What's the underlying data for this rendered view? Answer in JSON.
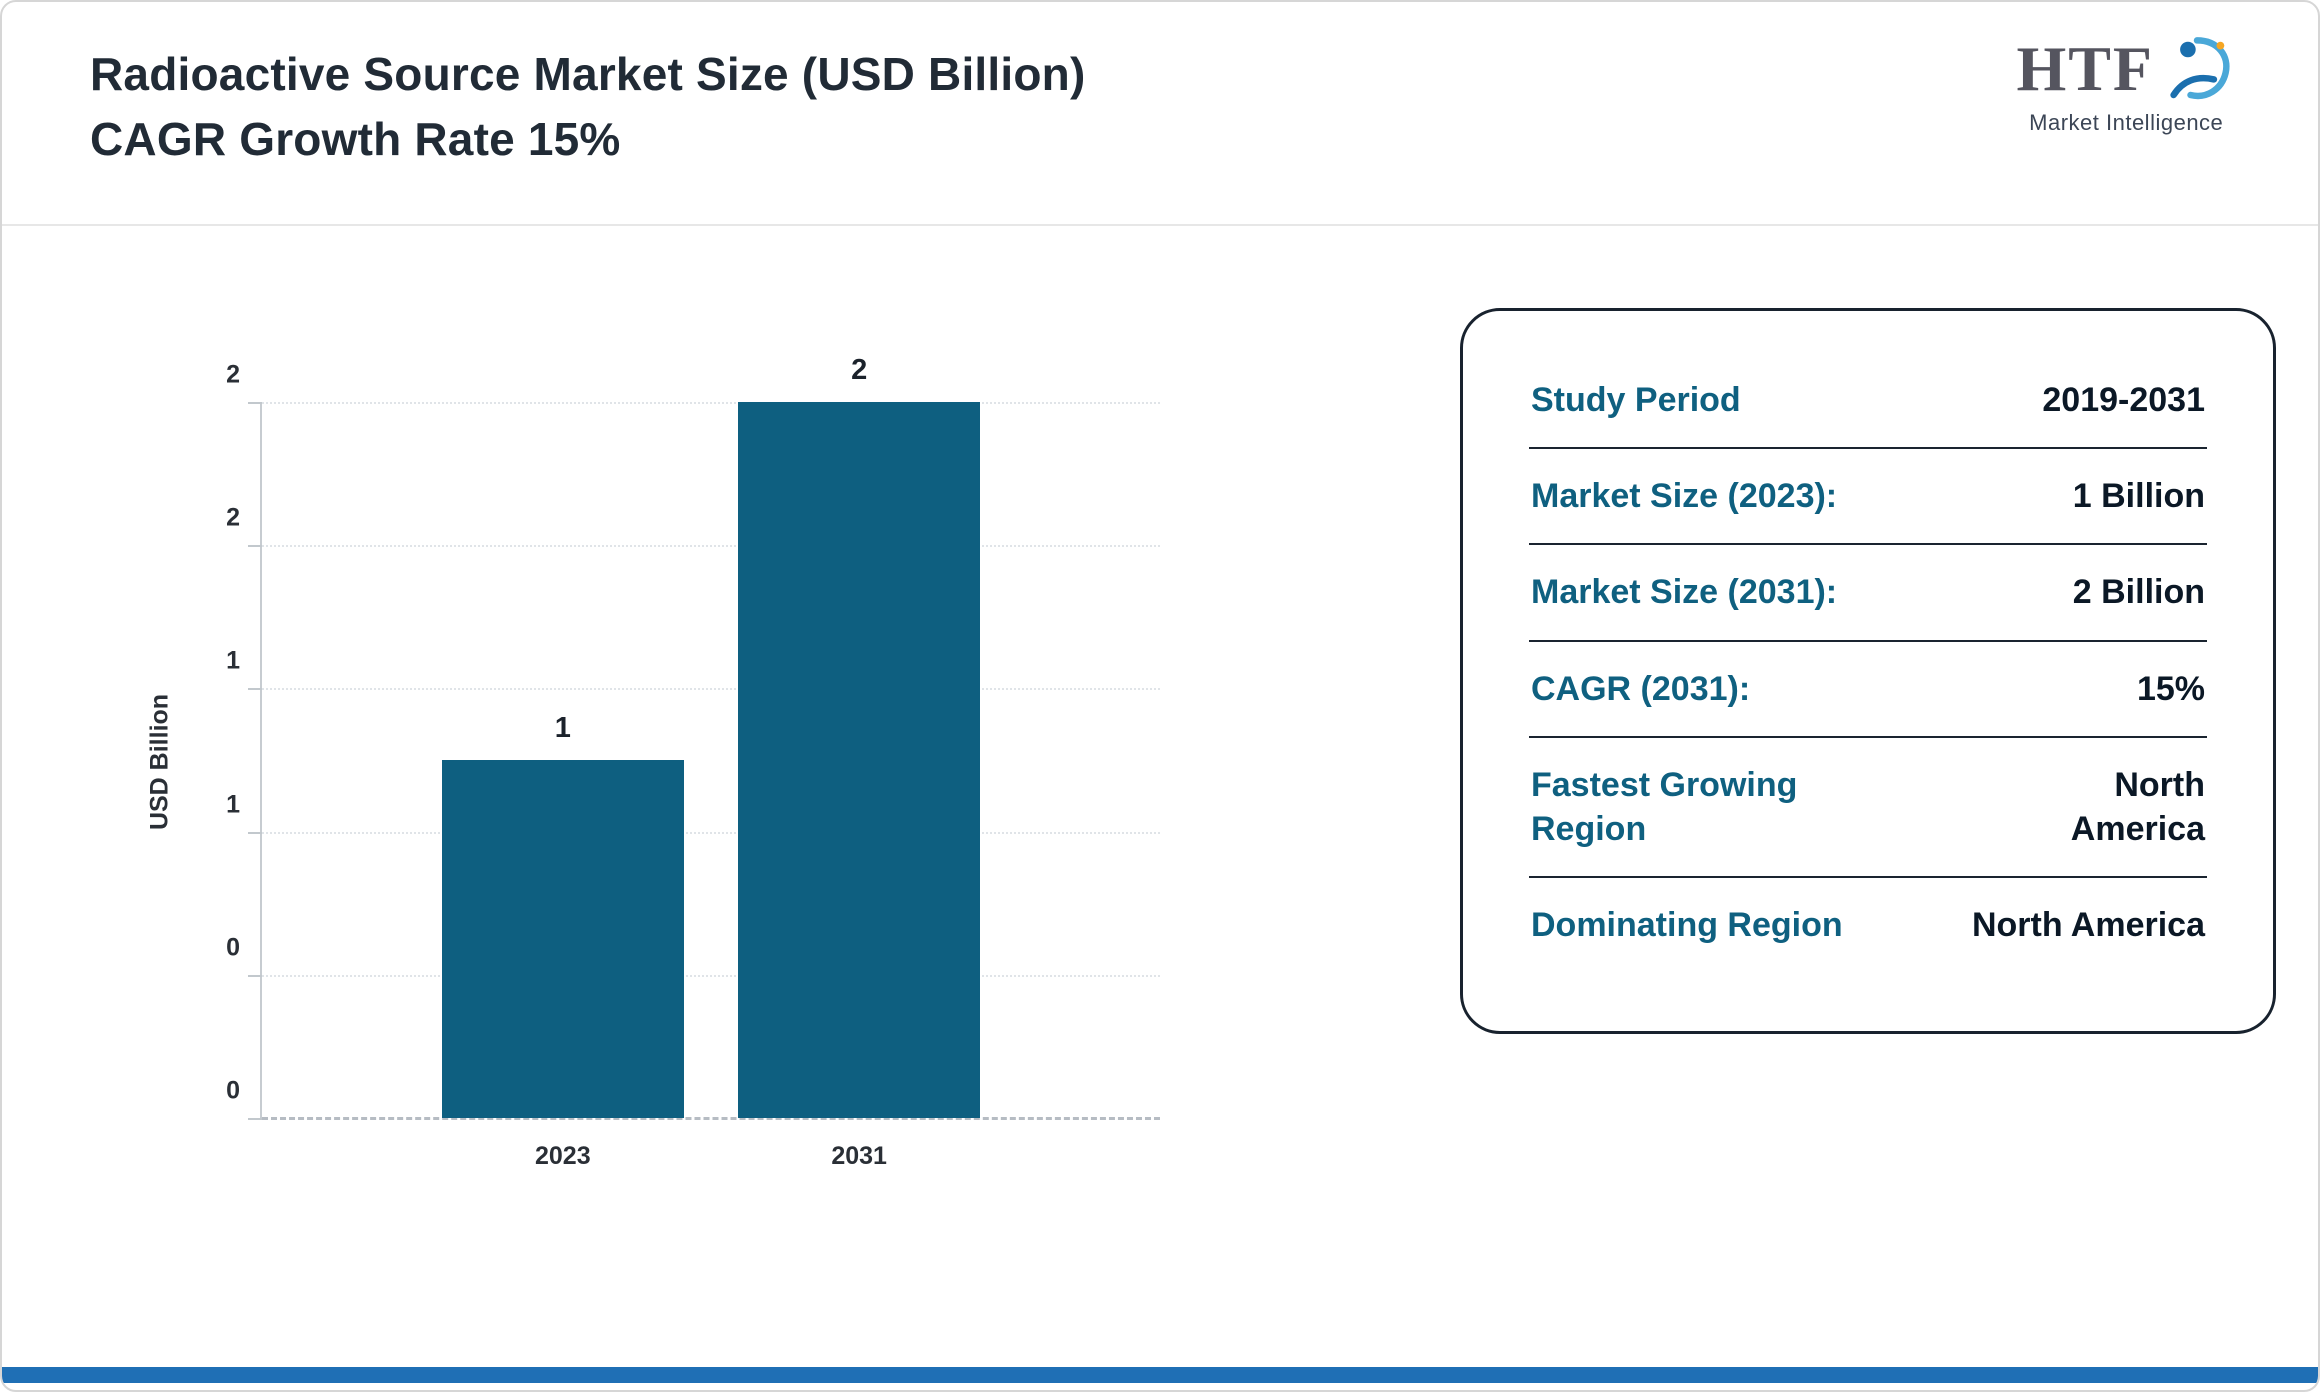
{
  "header": {
    "title_line1": "Radioactive Source Market Size (USD Billion)",
    "title_line2": "CAGR Growth Rate 15%"
  },
  "logo": {
    "text": "HTF",
    "subtext": "Market Intelligence"
  },
  "chart_data": {
    "type": "bar",
    "categories": [
      "2023",
      "2031"
    ],
    "values": [
      1,
      2
    ],
    "value_labels": [
      "1",
      "2"
    ],
    "title": "Radioactive Source Market Size (USD Billion) CAGR Growth Rate 15%",
    "xlabel": "",
    "ylabel": "USD Billion",
    "ylim": [
      0,
      2
    ],
    "ytick_labels_bottom_to_top": [
      "0",
      "0",
      "1",
      "1",
      "2",
      "2"
    ],
    "grid": "horizontal dotted",
    "legend": "none",
    "bar_color": "#0e5f80"
  },
  "summary_card": {
    "rows": [
      {
        "label": "Study Period",
        "value": "2019-2031"
      },
      {
        "label": "Market Size (2023):",
        "value": "1 Billion"
      },
      {
        "label": "Market Size (2031):",
        "value": "2 Billion"
      },
      {
        "label": "CAGR (2031):",
        "value": "15%"
      },
      {
        "label": "Fastest Growing\nRegion",
        "value": "North\nAmerica"
      },
      {
        "label": "Dominating Region",
        "value": "North America"
      }
    ]
  },
  "colors": {
    "bar": "#0e5f80",
    "card_label_teal": "#0f6080",
    "card_value_navy": "#0b1826",
    "bottom_accent": "#1f6fb5"
  }
}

• **GOAL OF THE EXERCISE**: Of the lines above, how many include the word "North"? Reply with the number only.

• **RESULT BELOW**: 2